# WHAT IS REQUIRED
List each line of the data that holds the word "image".

____ TASK INPUT

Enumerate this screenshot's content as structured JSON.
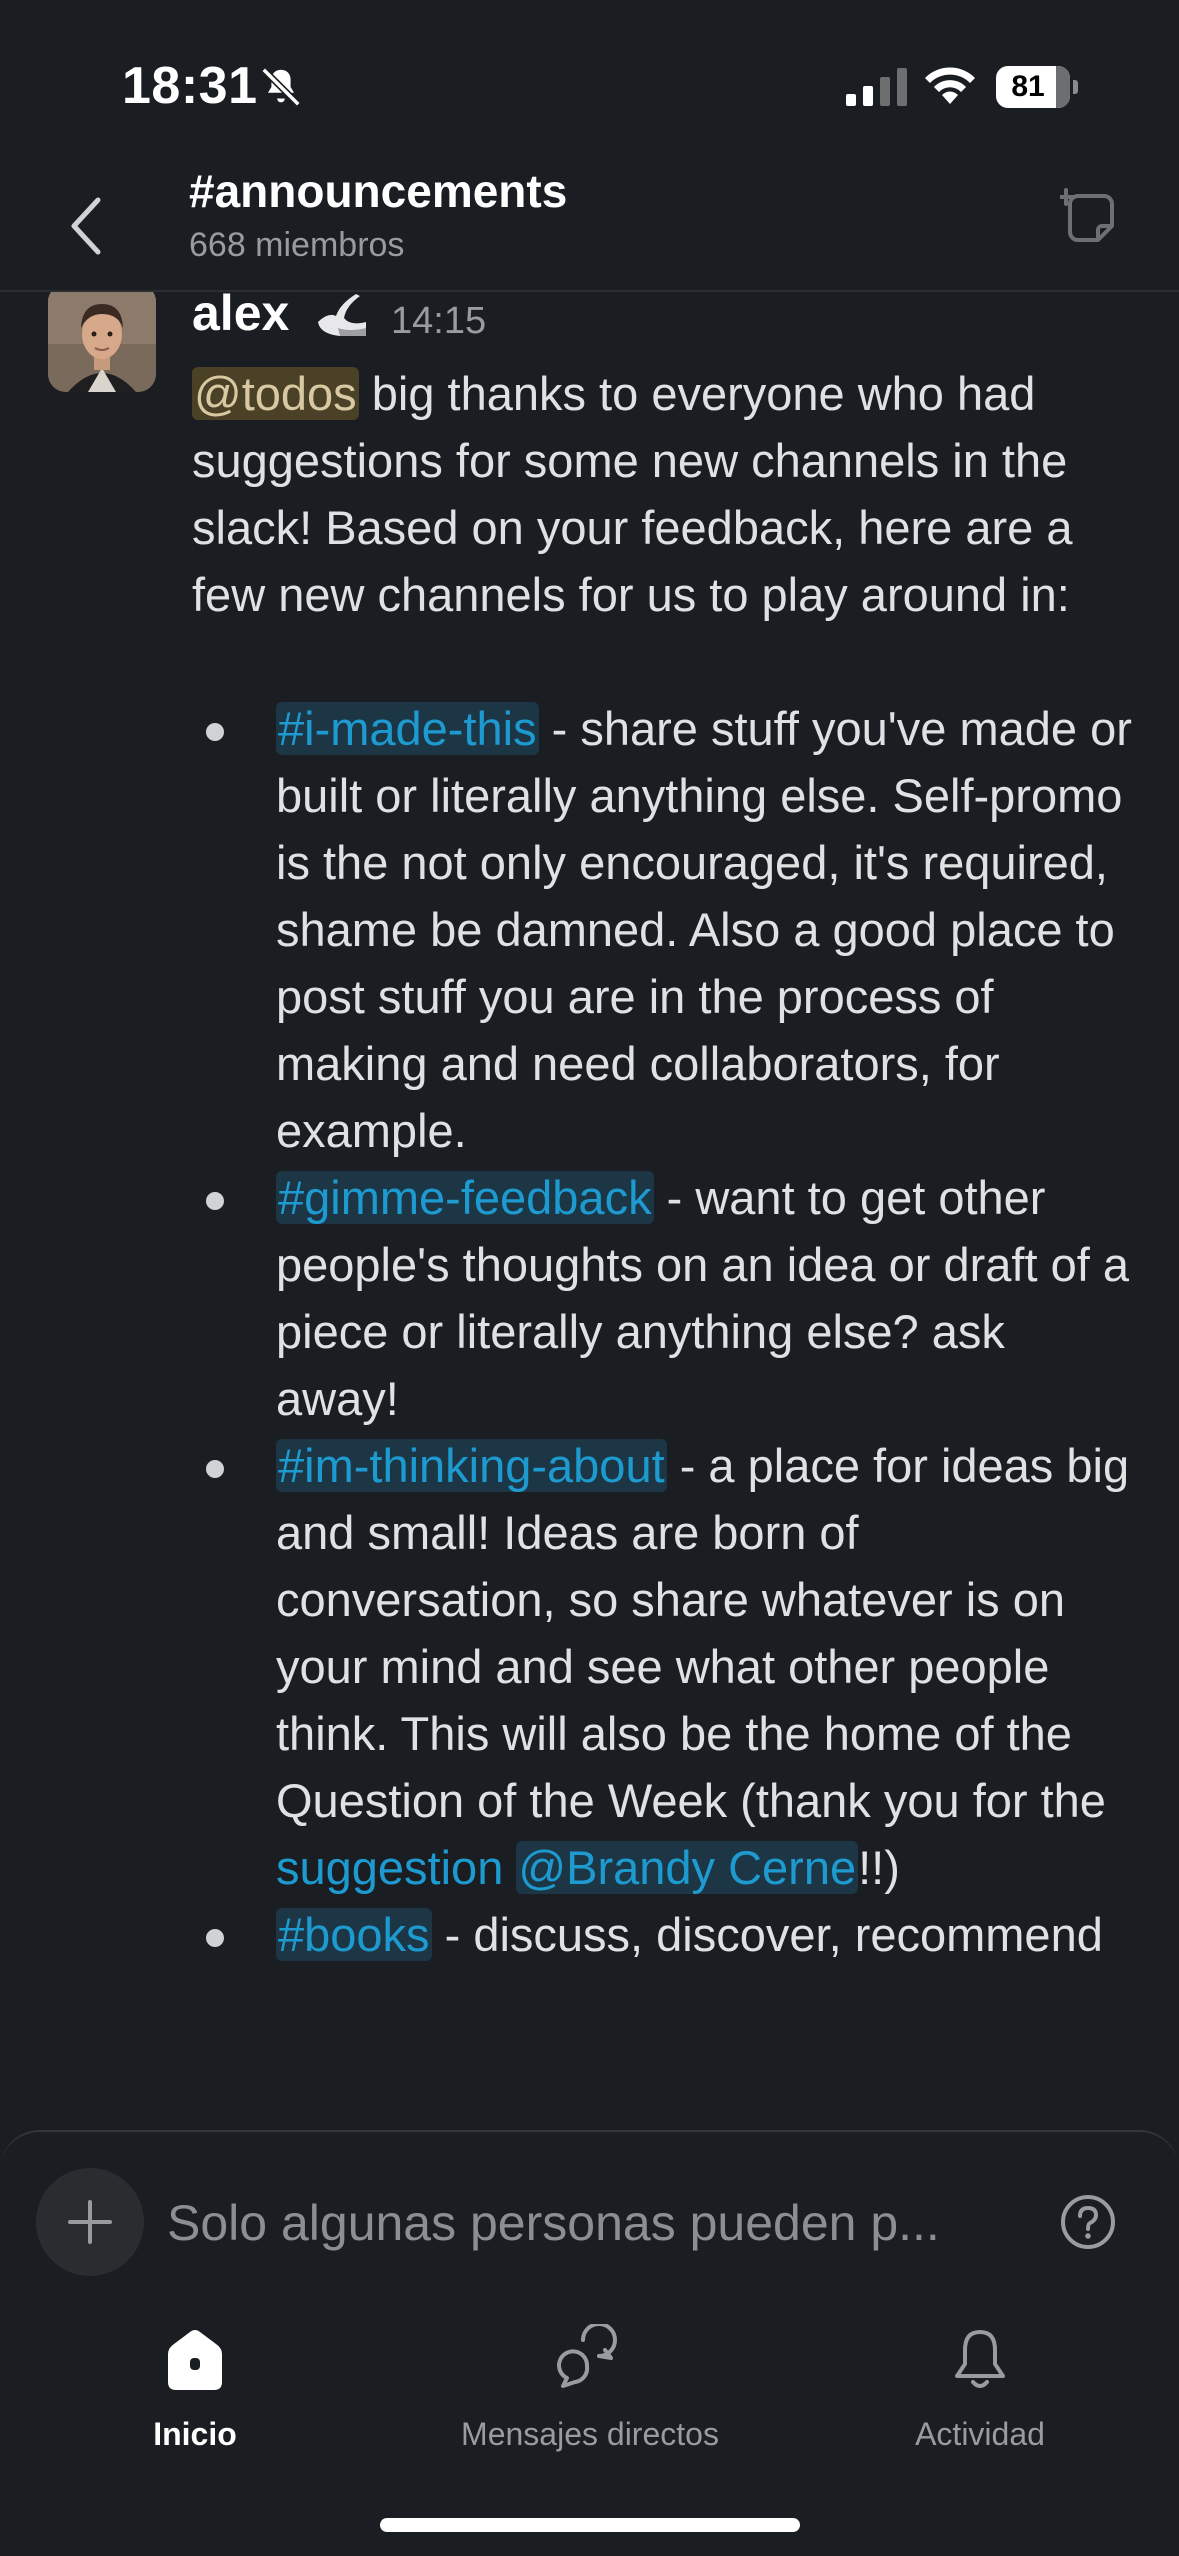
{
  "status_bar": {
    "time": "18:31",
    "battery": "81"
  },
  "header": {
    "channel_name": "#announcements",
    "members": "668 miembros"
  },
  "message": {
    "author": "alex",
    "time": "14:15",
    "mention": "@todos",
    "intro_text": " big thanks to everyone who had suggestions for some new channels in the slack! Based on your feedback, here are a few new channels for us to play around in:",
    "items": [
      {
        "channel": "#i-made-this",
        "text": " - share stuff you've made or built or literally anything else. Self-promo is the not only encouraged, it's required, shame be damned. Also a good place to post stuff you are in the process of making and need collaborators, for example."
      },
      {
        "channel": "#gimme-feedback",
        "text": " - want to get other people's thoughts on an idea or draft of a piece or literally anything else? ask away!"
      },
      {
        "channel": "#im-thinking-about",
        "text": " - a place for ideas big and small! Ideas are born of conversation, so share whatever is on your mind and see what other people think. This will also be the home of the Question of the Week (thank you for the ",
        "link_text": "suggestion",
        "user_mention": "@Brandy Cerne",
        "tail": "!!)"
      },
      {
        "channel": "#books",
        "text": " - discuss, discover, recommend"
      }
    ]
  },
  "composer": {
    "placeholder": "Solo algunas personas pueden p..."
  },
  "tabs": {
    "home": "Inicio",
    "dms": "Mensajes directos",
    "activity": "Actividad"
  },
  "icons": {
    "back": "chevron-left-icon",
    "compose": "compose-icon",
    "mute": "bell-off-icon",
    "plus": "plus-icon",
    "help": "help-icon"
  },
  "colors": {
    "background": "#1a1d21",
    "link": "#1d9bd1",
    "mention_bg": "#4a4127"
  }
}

________
____ TASK INPUT

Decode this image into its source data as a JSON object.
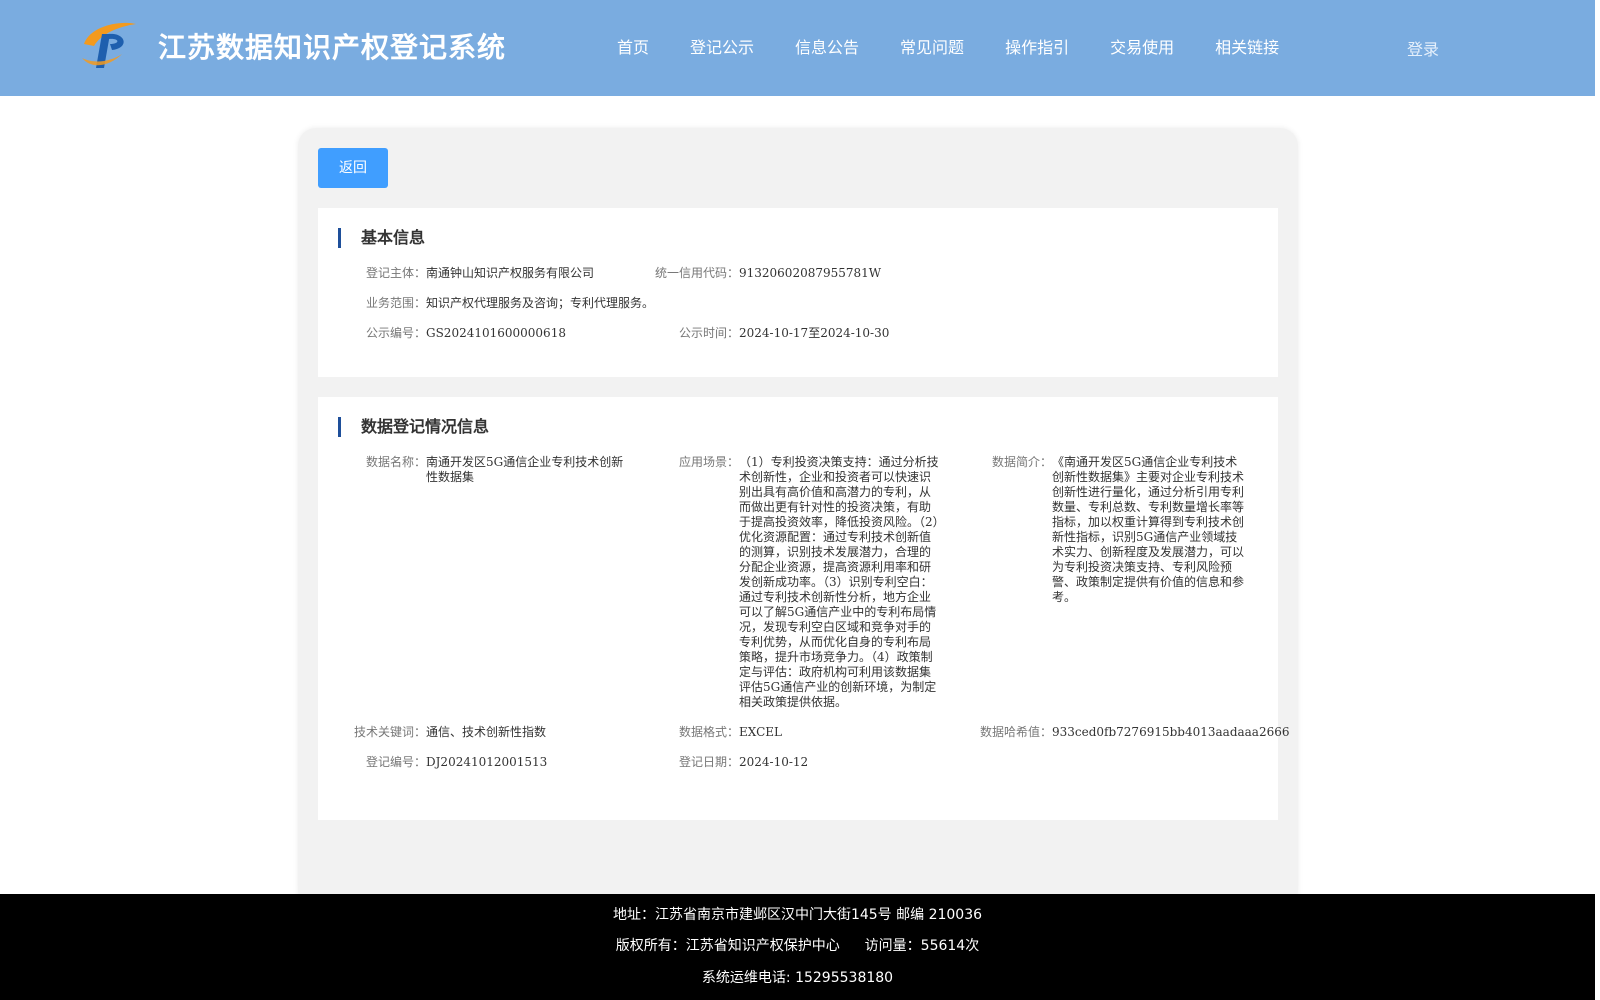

________
____ TASK INPUT

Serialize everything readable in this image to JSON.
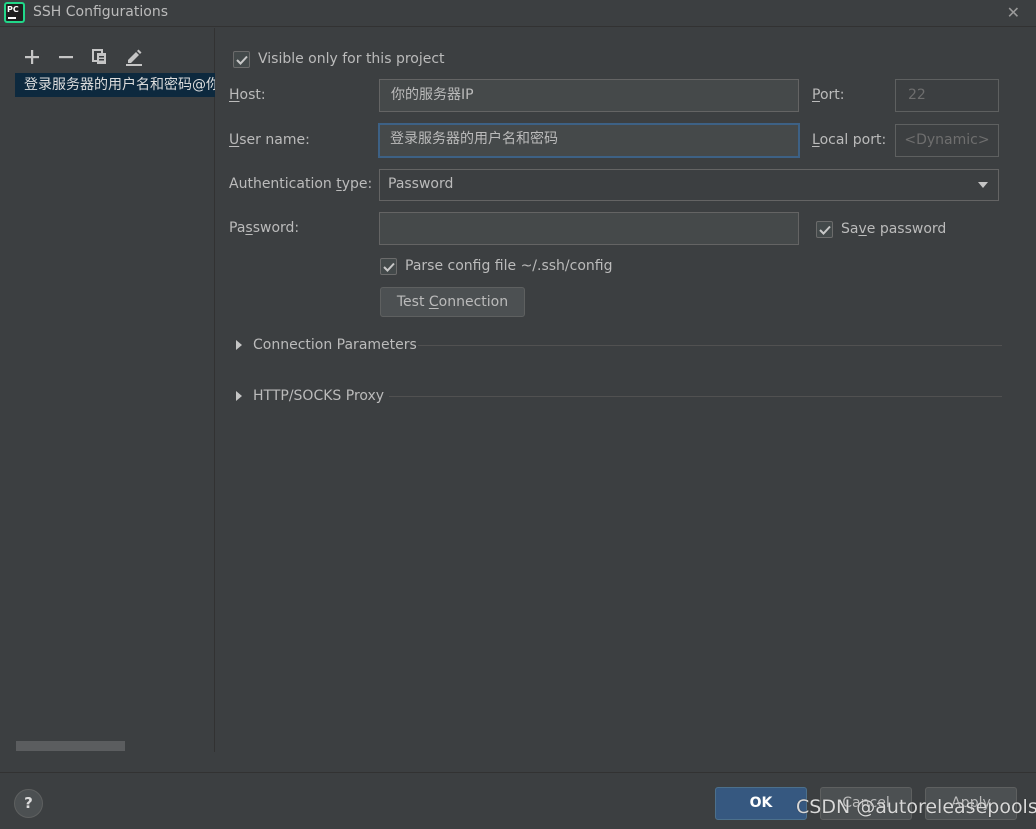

________

# EXERCISE RESULT
Decode this image into its source data as a JSON object.
Serialize everything readable in this image to JSON.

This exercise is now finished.